## [Problem details]
Give the number of lines that include the string "points", nothing more.

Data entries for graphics

⁂

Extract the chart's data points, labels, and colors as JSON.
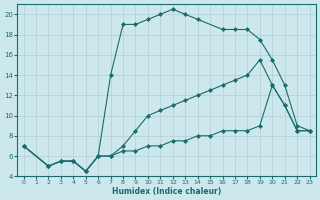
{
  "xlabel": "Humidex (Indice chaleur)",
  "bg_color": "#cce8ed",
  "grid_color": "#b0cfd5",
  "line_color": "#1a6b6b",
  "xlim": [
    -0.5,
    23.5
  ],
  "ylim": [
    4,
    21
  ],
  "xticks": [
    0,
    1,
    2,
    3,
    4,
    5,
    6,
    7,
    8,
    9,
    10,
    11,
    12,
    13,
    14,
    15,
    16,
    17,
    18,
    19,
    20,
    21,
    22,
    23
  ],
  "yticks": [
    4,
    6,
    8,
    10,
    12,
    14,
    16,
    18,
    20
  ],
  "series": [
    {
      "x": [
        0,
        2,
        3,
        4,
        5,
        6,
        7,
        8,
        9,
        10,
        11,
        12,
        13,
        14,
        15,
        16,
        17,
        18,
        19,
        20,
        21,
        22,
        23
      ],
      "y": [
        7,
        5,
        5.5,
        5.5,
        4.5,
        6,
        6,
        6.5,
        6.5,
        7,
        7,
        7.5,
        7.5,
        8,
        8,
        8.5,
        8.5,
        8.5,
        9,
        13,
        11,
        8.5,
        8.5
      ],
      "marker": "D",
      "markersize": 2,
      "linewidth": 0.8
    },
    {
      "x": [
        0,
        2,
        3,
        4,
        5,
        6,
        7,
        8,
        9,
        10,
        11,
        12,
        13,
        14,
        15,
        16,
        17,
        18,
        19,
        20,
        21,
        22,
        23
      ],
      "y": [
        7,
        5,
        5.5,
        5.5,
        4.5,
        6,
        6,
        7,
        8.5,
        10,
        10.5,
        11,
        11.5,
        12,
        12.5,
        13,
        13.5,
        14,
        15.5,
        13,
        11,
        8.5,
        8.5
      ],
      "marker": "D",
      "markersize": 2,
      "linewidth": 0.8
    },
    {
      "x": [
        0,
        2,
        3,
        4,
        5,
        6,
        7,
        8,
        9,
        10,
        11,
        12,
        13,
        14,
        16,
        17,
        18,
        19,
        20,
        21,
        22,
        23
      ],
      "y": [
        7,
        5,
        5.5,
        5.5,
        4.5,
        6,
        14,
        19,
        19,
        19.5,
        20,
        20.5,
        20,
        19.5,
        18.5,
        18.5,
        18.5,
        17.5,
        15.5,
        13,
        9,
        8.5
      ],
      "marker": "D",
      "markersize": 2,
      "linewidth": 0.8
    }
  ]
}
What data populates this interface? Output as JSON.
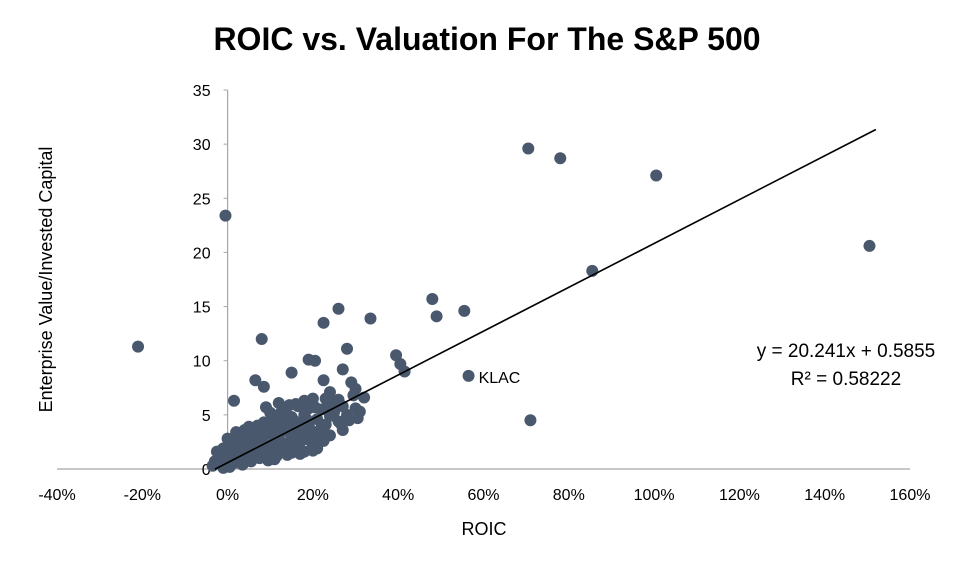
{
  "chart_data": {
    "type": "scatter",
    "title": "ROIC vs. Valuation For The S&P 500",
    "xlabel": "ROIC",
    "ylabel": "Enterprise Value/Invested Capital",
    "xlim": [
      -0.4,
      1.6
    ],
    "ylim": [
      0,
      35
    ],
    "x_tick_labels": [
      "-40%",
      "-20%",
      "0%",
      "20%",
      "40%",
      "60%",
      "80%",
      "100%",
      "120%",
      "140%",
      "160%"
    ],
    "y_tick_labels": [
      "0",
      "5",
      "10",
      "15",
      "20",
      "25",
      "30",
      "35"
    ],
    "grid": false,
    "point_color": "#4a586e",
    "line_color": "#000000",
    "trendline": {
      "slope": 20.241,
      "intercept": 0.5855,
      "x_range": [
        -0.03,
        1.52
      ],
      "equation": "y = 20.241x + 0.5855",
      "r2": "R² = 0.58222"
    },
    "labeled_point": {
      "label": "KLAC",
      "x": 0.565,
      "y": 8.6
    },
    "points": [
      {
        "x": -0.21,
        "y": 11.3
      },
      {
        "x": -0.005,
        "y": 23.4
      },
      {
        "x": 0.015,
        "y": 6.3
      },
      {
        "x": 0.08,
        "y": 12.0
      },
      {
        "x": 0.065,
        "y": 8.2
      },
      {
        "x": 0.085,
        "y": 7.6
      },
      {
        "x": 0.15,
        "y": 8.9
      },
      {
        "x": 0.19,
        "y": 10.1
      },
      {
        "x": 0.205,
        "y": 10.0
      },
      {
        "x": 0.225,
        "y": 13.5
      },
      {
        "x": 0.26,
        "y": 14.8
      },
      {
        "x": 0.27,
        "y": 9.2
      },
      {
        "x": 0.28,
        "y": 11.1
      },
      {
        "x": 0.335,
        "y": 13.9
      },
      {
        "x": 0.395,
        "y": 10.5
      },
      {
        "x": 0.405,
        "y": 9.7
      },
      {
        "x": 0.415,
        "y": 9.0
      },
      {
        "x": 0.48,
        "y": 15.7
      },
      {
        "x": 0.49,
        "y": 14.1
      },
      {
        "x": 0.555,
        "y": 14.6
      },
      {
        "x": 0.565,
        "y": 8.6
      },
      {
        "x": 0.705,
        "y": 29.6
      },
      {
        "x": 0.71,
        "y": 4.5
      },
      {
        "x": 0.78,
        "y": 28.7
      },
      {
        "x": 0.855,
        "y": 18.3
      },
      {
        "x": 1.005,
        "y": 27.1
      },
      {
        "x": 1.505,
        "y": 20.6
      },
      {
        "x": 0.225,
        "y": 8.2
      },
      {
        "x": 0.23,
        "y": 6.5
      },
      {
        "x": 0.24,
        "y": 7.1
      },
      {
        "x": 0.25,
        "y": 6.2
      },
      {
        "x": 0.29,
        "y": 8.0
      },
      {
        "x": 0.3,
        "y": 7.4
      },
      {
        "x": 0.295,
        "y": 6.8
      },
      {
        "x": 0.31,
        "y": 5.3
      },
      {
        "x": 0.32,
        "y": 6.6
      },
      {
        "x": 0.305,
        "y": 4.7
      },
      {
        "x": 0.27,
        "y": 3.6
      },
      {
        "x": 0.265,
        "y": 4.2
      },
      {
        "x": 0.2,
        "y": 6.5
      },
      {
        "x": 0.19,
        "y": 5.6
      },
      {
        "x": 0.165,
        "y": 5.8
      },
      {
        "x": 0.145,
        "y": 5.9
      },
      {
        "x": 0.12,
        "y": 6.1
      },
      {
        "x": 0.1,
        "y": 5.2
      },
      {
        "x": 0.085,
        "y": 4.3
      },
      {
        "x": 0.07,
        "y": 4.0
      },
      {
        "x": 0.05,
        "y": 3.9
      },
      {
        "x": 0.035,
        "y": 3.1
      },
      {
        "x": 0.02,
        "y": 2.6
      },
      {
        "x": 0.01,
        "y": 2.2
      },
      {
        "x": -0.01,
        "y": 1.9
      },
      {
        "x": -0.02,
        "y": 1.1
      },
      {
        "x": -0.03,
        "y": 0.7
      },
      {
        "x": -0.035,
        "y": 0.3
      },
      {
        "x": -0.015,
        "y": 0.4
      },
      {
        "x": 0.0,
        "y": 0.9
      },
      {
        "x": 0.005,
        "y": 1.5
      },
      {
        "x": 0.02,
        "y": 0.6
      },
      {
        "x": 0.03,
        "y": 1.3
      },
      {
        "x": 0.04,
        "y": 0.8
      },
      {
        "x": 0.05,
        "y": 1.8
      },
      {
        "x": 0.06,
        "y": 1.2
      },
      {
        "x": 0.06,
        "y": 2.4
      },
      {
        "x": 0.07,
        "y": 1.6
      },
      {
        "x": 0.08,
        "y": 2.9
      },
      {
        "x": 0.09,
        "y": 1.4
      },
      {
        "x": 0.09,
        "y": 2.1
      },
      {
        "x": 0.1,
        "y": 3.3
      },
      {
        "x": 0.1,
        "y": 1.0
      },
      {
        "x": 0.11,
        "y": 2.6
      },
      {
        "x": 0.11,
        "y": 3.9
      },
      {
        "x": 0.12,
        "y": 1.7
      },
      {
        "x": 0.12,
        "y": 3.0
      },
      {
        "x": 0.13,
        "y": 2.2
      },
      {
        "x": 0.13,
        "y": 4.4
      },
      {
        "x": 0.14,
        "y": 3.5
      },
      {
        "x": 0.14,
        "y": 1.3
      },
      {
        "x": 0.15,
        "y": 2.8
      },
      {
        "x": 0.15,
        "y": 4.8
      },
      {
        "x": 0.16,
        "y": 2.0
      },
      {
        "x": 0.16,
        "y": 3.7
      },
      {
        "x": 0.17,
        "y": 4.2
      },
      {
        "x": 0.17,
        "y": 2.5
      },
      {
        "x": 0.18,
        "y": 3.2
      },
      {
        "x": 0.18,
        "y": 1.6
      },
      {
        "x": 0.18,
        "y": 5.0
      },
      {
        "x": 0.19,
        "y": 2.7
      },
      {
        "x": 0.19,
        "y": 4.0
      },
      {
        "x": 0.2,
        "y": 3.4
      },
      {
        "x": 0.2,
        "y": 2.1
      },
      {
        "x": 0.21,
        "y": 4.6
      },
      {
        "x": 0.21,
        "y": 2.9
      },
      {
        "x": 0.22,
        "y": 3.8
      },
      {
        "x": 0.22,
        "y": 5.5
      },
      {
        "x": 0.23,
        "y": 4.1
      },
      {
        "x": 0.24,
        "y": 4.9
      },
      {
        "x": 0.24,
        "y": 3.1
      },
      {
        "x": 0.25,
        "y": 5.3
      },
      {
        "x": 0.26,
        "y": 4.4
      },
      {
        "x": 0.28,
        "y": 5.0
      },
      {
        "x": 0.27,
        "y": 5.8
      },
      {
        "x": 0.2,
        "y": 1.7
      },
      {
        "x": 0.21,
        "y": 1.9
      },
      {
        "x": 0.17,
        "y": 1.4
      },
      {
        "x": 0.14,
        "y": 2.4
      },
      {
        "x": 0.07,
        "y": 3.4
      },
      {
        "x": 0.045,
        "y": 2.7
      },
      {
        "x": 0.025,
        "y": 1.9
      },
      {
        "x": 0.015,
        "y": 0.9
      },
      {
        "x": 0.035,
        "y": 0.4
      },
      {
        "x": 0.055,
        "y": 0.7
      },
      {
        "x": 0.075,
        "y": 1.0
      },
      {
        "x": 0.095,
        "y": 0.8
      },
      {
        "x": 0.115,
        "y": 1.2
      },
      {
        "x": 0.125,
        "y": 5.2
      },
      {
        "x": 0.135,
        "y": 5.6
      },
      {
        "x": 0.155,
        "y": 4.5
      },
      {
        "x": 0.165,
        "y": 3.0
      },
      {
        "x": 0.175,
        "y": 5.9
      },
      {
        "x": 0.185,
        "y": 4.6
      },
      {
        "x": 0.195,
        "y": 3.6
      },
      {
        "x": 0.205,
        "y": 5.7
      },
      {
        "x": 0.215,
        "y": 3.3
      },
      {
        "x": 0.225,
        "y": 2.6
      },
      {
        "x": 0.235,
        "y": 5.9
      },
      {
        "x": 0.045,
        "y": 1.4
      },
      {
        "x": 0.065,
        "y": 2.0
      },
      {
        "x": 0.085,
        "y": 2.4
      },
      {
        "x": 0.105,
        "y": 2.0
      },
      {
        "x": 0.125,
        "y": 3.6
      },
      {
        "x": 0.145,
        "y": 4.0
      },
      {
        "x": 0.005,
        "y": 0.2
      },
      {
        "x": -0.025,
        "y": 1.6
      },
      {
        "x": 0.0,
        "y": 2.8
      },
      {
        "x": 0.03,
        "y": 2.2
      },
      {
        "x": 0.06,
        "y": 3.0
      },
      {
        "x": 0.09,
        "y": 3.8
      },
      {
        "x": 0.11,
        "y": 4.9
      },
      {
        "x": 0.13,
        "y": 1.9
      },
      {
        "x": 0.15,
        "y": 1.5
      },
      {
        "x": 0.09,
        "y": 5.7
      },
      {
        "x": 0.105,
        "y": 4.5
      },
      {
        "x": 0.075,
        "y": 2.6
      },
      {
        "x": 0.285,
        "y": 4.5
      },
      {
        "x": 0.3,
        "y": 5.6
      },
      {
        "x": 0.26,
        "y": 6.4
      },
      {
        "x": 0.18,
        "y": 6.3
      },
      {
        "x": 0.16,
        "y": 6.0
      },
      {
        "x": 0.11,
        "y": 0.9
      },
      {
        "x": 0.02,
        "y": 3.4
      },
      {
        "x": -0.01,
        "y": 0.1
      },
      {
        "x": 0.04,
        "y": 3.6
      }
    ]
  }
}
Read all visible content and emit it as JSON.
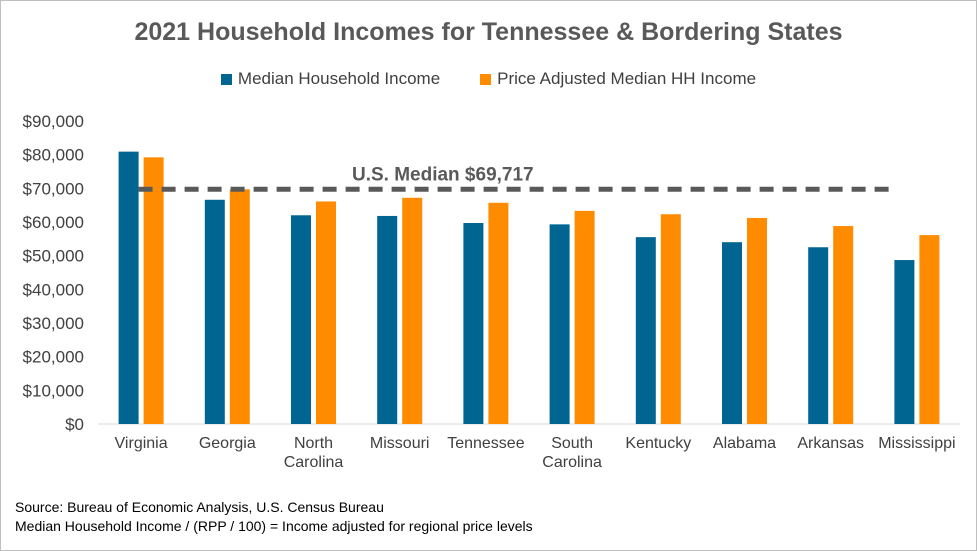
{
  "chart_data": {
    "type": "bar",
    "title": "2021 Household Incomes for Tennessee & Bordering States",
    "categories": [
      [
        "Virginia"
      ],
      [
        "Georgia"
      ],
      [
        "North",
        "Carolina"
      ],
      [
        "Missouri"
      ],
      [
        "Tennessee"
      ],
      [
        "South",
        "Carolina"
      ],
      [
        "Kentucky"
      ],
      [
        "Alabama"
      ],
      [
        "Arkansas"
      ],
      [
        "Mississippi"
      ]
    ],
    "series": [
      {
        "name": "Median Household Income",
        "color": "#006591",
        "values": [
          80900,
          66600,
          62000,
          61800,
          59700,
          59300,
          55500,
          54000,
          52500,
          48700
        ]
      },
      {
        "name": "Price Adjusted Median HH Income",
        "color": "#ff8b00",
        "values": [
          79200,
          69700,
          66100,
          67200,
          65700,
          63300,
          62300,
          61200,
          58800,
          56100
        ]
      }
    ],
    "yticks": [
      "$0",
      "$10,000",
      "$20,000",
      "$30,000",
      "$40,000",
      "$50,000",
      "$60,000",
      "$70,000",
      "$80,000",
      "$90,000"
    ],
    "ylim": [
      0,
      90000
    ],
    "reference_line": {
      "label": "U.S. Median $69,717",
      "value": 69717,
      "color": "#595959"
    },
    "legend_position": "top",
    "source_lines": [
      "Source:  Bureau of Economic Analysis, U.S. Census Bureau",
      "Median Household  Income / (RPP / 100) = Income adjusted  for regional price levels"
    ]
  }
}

⁂

## [Response below]
2